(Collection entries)
— START —

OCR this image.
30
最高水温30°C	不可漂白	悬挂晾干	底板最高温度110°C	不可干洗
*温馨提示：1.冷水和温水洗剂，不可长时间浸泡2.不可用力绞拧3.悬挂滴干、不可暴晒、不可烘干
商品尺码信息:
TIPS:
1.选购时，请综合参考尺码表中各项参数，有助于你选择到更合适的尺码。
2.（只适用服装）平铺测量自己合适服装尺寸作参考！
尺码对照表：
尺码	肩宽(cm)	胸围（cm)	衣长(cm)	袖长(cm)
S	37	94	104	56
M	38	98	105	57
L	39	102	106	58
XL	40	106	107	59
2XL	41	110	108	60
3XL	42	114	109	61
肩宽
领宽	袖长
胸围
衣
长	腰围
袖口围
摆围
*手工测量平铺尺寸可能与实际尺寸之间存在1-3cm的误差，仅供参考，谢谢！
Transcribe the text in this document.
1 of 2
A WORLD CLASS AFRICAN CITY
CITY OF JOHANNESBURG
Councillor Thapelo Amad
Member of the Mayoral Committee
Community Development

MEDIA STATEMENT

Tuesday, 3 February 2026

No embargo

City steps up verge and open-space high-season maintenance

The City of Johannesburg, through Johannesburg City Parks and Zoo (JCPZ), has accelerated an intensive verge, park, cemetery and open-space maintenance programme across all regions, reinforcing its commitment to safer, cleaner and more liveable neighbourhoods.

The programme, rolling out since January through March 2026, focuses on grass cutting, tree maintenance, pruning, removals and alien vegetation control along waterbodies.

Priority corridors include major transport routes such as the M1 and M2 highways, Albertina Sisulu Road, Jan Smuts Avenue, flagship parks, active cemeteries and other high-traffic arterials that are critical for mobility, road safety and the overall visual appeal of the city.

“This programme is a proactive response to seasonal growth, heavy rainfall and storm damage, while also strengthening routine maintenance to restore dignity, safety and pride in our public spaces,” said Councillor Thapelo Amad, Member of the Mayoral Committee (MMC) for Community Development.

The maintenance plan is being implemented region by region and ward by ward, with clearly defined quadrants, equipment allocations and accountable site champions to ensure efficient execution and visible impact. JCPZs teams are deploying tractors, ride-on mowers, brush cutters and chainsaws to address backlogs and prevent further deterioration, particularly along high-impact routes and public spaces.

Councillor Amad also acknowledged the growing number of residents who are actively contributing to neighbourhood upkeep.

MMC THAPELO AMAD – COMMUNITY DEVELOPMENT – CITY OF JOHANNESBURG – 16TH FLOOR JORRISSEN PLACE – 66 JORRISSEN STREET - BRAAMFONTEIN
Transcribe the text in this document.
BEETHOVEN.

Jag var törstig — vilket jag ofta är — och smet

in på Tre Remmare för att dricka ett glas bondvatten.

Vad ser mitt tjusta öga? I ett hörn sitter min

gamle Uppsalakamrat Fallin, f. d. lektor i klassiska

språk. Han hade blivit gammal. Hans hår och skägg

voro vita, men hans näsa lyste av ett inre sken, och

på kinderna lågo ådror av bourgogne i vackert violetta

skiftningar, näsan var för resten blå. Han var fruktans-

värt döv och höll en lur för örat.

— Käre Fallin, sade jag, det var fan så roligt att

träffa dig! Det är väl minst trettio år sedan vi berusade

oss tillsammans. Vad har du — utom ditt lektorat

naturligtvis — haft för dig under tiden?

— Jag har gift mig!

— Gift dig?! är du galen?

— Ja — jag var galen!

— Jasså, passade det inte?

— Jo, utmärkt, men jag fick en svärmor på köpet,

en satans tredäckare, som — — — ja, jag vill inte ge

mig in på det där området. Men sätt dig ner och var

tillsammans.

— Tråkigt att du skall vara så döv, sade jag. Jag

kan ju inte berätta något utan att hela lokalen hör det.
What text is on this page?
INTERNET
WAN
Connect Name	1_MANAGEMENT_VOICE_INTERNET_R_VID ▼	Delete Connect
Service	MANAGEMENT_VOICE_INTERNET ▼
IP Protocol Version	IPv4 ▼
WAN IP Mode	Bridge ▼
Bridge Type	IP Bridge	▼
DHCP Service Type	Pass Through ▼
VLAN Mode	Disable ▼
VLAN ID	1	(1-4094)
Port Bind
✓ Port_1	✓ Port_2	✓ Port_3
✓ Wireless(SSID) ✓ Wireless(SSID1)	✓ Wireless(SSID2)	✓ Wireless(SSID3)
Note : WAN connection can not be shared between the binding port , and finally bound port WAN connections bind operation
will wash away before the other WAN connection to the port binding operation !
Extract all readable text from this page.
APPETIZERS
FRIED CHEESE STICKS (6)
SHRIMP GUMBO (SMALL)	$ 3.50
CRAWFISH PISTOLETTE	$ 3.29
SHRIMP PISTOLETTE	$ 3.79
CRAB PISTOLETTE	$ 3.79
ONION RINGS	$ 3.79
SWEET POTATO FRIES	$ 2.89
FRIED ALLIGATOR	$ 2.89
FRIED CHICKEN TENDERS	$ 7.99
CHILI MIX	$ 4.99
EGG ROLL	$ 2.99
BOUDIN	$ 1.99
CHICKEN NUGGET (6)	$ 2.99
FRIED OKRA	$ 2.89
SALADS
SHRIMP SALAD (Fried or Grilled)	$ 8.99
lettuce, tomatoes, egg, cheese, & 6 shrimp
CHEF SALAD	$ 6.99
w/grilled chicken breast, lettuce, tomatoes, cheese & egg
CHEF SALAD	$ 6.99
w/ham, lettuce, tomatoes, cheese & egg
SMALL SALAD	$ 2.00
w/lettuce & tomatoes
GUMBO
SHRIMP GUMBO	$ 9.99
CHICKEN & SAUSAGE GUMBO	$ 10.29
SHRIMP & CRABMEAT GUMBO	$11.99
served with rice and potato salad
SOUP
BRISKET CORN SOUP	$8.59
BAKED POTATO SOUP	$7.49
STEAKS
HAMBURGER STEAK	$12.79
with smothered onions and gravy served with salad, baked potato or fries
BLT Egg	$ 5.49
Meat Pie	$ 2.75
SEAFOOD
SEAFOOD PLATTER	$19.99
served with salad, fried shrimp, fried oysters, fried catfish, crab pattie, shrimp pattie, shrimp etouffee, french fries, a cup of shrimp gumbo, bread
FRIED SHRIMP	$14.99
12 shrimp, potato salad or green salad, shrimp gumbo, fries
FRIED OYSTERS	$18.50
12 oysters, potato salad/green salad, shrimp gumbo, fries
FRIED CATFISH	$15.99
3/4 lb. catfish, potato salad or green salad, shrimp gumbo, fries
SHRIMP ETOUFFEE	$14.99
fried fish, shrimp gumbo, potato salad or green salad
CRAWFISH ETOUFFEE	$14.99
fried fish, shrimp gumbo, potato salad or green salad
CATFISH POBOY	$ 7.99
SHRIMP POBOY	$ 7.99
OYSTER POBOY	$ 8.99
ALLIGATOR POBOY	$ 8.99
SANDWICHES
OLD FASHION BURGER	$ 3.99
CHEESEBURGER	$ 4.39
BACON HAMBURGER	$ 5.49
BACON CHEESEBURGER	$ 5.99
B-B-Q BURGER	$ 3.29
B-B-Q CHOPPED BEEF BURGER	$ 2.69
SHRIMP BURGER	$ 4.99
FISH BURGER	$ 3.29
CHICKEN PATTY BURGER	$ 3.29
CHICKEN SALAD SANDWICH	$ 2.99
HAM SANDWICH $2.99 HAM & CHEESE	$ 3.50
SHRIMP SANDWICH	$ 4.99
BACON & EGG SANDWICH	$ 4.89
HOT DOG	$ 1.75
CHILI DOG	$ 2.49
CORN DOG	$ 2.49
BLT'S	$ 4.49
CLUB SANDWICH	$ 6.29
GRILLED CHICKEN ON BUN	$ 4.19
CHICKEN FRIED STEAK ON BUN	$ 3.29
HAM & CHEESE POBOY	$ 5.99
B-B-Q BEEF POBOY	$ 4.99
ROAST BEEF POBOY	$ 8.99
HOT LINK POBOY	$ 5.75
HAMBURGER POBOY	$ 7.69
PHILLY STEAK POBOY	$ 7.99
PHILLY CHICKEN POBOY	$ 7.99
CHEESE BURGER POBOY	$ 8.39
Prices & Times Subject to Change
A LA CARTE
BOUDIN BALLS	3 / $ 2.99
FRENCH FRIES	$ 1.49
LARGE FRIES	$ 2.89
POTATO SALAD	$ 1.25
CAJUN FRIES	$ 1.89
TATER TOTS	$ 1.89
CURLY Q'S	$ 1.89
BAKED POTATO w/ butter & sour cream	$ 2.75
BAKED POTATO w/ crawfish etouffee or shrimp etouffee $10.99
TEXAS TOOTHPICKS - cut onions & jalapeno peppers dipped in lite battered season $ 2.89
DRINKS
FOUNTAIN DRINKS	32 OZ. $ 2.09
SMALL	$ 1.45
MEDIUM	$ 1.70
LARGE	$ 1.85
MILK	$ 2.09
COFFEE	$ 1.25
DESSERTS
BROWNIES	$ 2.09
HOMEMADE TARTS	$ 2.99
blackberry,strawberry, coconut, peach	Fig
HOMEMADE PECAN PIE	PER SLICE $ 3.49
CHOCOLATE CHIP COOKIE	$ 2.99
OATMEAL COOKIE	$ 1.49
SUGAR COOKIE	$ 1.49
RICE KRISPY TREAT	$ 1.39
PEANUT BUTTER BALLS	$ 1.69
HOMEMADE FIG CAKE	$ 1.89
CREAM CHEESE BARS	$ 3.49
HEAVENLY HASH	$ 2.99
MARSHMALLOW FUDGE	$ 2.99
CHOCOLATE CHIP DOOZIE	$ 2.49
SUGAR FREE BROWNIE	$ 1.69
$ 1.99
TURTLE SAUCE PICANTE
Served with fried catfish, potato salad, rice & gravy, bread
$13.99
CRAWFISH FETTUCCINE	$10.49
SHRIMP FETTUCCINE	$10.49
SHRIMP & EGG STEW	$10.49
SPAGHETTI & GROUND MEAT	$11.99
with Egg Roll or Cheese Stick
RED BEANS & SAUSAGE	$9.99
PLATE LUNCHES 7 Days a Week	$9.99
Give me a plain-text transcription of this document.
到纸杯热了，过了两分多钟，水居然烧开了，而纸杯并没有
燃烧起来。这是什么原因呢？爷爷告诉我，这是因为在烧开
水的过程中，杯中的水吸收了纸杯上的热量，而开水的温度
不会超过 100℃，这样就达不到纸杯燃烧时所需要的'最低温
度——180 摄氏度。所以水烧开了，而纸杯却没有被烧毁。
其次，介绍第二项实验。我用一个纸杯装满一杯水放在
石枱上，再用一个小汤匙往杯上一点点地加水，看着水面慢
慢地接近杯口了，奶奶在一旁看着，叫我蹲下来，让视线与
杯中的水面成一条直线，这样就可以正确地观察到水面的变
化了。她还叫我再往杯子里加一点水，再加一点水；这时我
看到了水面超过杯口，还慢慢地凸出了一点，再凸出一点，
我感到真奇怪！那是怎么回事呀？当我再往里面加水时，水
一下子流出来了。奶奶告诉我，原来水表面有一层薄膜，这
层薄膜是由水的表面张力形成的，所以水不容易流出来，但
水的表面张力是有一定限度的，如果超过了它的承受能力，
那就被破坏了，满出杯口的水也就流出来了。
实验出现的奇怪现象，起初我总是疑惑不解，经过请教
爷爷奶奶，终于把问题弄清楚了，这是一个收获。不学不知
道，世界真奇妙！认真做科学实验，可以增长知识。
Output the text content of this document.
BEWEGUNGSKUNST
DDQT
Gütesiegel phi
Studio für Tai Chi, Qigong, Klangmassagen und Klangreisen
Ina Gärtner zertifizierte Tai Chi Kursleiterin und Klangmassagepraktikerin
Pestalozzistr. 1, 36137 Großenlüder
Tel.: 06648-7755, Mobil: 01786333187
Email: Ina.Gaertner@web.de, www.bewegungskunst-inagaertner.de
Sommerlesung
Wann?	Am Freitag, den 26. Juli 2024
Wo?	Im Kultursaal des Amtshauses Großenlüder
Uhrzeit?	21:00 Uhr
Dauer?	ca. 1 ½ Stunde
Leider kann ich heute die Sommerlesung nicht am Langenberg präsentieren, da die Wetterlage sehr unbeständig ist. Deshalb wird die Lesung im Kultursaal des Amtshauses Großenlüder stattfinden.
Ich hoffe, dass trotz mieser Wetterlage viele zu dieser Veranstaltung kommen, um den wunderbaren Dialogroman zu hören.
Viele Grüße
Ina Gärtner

— END —

Work to complete: Above are the records. Identify each line that contains the word "FETTUCCINE".

Task solution:
CRAWFISH FETTUCCINE	$10.49
SHRIMP FETTUCCINE	$10.49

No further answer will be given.